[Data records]
#####

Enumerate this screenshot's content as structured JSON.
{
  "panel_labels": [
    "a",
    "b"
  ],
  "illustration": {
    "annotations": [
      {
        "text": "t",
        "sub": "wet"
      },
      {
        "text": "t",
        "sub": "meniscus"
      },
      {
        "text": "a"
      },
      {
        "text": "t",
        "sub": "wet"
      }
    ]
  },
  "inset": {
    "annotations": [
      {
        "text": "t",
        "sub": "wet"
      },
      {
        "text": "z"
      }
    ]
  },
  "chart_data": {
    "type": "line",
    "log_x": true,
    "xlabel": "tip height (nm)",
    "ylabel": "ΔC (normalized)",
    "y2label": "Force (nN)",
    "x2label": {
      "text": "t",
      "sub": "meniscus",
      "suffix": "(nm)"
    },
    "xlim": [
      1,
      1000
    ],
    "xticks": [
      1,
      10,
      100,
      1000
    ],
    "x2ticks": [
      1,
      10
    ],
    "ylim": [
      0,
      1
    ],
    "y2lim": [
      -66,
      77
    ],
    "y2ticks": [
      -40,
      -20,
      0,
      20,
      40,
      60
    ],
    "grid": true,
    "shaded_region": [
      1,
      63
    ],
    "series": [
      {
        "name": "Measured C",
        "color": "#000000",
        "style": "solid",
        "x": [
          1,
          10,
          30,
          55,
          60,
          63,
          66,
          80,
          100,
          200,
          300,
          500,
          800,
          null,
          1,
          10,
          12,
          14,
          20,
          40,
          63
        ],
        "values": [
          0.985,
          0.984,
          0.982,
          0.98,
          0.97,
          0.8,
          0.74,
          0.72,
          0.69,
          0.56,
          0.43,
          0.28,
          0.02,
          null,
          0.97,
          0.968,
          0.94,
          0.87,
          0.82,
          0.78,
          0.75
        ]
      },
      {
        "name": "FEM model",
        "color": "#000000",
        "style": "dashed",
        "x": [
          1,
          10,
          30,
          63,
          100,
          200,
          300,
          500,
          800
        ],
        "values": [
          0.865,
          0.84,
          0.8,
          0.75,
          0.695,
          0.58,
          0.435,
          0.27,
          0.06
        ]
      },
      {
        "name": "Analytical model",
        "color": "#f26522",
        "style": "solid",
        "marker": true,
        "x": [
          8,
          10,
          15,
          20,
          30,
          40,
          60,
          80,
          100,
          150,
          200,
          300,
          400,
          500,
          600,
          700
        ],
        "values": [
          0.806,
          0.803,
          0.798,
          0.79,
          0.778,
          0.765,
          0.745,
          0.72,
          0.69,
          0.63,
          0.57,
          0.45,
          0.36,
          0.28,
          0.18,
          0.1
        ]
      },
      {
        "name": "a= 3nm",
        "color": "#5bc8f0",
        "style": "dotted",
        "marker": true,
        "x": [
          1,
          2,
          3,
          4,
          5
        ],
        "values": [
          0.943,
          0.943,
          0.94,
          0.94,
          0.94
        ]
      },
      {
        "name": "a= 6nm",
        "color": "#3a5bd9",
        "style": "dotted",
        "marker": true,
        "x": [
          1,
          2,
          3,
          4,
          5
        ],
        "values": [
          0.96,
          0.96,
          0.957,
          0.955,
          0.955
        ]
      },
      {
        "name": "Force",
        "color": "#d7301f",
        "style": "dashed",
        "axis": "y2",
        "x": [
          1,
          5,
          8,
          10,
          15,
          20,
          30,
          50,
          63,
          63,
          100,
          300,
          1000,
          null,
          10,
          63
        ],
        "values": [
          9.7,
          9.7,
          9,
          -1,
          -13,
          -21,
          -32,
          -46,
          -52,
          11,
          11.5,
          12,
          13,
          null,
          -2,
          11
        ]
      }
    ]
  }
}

#####

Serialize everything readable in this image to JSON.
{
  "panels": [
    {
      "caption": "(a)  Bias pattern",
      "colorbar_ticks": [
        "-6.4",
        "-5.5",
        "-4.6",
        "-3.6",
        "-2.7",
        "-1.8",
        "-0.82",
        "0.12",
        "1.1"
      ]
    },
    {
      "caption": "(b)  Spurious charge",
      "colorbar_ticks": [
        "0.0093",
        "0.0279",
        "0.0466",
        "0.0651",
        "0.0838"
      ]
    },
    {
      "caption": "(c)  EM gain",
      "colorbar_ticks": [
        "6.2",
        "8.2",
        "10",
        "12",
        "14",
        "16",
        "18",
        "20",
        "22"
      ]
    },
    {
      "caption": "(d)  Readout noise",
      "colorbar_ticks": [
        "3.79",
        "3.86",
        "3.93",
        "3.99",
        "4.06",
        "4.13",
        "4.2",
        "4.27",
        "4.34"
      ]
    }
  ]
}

#####

- [Work to do]: Report the count of lines in the entries that contain the string "model", and nothing besides it.

- [Complete response]: 2